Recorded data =

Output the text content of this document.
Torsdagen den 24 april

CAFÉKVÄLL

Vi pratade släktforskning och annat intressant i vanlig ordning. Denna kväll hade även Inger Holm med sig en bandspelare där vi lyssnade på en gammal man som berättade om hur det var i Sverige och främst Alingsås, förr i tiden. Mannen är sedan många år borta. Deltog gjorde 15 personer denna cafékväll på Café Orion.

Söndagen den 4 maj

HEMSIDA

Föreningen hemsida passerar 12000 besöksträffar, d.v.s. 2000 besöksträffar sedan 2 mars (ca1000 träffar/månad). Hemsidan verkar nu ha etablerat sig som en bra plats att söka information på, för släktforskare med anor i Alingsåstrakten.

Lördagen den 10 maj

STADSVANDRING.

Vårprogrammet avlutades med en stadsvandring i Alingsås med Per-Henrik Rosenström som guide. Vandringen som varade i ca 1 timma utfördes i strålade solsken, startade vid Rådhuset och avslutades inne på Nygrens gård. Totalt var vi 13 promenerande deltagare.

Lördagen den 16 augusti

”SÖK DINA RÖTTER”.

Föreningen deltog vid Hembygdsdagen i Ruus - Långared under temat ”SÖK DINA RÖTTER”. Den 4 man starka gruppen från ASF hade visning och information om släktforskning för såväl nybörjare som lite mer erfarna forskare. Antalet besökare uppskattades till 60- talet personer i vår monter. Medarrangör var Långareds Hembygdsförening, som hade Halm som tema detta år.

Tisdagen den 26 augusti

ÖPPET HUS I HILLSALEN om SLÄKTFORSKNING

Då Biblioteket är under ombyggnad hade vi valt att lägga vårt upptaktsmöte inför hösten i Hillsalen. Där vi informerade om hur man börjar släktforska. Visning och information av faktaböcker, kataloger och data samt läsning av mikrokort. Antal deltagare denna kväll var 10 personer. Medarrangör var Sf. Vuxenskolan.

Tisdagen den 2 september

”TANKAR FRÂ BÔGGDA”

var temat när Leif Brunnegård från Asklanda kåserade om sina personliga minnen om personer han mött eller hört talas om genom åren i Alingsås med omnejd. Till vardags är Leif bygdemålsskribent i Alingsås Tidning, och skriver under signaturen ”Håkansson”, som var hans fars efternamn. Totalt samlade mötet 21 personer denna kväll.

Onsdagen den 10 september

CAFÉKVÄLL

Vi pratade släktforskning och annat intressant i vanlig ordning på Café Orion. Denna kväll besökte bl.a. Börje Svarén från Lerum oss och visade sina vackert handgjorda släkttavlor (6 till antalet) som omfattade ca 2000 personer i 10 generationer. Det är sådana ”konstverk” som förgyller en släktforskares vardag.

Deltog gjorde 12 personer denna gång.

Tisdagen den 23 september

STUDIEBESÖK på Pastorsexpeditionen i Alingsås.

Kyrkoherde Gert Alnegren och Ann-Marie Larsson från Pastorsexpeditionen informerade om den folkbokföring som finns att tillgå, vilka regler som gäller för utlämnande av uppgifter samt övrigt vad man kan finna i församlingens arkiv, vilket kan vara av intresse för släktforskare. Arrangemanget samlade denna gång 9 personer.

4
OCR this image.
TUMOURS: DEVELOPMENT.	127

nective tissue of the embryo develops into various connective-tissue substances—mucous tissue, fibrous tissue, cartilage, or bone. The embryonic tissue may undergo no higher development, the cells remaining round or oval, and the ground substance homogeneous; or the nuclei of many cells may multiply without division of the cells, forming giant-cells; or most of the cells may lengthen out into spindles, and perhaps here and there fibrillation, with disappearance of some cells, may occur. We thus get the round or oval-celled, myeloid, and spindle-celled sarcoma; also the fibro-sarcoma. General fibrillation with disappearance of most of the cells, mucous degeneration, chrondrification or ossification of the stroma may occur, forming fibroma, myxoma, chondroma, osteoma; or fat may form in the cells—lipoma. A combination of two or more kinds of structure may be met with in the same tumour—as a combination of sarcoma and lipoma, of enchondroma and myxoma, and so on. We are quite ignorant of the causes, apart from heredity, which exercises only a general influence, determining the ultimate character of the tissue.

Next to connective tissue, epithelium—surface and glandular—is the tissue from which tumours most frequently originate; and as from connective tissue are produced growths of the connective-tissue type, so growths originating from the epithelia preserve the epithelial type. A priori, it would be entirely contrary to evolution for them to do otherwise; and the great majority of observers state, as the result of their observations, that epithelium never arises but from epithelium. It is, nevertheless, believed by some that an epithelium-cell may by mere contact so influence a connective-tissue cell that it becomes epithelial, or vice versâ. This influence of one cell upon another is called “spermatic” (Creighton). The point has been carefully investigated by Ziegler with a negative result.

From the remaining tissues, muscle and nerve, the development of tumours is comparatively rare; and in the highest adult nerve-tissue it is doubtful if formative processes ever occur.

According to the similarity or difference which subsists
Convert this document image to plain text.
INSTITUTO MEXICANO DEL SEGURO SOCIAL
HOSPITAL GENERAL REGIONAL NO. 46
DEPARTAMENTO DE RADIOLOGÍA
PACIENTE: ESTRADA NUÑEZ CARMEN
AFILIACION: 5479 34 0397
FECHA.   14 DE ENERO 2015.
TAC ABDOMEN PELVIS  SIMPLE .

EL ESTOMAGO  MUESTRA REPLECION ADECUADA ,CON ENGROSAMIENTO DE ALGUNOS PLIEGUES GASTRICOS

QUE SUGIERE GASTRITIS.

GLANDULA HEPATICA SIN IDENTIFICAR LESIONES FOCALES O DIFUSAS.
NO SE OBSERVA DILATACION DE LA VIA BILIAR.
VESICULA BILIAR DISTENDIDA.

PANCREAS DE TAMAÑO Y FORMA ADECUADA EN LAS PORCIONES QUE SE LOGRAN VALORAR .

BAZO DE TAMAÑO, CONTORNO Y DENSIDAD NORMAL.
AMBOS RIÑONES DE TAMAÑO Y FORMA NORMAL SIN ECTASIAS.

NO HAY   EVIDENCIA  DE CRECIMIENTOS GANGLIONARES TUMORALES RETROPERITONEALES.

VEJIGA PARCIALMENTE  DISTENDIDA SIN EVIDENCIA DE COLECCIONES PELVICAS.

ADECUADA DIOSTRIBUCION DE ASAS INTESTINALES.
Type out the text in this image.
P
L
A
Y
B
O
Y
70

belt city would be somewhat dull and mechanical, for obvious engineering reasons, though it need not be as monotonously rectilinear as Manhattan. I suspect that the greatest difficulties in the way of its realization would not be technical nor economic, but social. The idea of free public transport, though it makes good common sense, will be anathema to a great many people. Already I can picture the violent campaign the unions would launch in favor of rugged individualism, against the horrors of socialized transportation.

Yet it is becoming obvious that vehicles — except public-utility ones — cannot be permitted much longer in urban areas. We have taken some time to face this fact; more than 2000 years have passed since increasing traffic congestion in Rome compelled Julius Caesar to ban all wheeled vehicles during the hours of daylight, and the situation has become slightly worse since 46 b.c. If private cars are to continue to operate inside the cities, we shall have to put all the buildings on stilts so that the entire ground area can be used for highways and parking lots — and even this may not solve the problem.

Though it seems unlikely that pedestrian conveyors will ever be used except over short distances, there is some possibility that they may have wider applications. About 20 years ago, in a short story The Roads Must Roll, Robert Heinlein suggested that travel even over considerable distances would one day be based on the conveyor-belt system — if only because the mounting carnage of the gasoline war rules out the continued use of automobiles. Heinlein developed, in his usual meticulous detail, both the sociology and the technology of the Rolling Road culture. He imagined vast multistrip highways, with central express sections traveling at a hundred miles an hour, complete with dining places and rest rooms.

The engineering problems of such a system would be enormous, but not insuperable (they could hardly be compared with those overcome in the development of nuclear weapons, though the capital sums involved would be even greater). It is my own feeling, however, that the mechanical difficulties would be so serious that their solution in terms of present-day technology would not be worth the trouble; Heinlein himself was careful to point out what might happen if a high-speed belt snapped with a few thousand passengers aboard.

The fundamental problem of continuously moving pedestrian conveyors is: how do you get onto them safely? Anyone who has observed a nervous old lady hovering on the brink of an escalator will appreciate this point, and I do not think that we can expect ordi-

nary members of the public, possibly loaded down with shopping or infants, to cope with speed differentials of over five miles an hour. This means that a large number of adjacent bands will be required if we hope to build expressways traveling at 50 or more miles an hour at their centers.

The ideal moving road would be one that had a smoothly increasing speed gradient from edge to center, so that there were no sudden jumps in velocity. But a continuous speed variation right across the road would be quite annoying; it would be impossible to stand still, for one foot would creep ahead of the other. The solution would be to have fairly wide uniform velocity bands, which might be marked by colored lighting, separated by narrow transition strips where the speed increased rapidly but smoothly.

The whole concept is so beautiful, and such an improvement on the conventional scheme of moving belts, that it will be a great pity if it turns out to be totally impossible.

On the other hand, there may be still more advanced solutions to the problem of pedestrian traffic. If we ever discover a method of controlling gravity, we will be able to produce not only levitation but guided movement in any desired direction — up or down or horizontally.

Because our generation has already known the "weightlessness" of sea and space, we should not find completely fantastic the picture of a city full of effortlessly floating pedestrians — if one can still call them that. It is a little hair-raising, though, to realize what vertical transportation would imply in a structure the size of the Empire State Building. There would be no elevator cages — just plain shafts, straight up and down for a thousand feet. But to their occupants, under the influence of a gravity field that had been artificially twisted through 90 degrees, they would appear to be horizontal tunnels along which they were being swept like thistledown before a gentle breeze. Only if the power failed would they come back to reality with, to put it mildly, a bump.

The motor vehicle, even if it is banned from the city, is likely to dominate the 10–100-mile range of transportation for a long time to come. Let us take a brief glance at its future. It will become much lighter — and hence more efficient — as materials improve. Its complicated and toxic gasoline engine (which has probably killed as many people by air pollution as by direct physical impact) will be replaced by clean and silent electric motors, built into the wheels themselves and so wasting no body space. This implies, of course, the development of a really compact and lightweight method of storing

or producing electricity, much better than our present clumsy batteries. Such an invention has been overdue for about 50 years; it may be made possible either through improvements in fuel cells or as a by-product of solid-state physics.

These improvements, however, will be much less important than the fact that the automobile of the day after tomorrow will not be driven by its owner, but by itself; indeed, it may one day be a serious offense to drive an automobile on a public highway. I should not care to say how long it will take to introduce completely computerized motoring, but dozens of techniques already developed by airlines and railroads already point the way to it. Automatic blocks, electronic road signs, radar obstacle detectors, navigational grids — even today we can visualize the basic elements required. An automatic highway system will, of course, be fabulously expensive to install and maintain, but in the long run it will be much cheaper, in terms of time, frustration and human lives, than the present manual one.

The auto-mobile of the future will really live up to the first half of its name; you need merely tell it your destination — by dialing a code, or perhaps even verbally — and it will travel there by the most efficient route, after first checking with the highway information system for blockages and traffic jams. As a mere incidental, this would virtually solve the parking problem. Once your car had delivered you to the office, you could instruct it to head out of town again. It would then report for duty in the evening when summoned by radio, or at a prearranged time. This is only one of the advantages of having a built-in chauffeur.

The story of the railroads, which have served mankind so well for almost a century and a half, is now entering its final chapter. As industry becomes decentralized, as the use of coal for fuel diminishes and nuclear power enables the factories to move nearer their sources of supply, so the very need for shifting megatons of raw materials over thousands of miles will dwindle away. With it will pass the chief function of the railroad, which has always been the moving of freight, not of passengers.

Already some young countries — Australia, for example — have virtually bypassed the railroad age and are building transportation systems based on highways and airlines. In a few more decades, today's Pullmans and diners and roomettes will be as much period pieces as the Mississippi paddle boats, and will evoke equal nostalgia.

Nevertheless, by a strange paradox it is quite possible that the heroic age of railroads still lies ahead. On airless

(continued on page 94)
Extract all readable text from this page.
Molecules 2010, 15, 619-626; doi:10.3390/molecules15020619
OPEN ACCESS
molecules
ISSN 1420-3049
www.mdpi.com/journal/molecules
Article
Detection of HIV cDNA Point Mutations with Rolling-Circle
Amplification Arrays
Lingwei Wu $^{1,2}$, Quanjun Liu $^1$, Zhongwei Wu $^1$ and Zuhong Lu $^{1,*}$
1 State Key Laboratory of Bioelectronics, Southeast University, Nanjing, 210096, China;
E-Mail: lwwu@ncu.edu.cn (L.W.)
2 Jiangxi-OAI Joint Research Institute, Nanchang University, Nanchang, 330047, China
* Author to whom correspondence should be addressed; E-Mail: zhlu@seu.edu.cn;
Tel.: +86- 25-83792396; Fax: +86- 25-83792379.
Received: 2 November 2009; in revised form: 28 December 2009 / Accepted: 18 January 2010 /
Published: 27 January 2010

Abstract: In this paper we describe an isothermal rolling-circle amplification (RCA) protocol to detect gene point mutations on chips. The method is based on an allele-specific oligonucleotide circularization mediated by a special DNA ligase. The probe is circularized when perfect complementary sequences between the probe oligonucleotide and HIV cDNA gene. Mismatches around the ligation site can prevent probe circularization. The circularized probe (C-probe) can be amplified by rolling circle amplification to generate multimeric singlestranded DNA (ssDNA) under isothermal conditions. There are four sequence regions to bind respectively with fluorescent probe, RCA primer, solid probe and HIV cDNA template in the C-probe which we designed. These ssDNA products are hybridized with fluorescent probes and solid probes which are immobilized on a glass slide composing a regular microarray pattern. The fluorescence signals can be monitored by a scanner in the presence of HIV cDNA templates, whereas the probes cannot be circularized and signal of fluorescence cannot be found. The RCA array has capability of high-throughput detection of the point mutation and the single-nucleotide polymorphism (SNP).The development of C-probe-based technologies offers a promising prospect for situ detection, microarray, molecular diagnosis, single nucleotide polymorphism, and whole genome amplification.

Prompt = Which lines above contain the word "Medarrangör"? List them.

Reply to the task =
Föreningen deltog vid Hembygdsdagen i Ruus - Långared under temat ”SÖK DINA RÖTTER”. Den 4 man starka gruppen från ASF hade visning och information om släktforskning för såväl nybörjare som lite mer erfarna forskare. Antalet besökare uppskattades till 60- talet personer i vår monter. Medarrangör var Långareds Hembygdsförening, som hade Halm som tema detta år.
Då Biblioteket är under ombyggnad hade vi valt att lägga vårt upptaktsmöte inför hösten i Hillsalen. Där vi informerade om hur man börjar släktforska. Visning och information av faktaböcker, kataloger och data samt läsning av mikrokort. Antal deltagare denna kväll var 10 personer. Medarrangör var Sf. Vuxenskolan.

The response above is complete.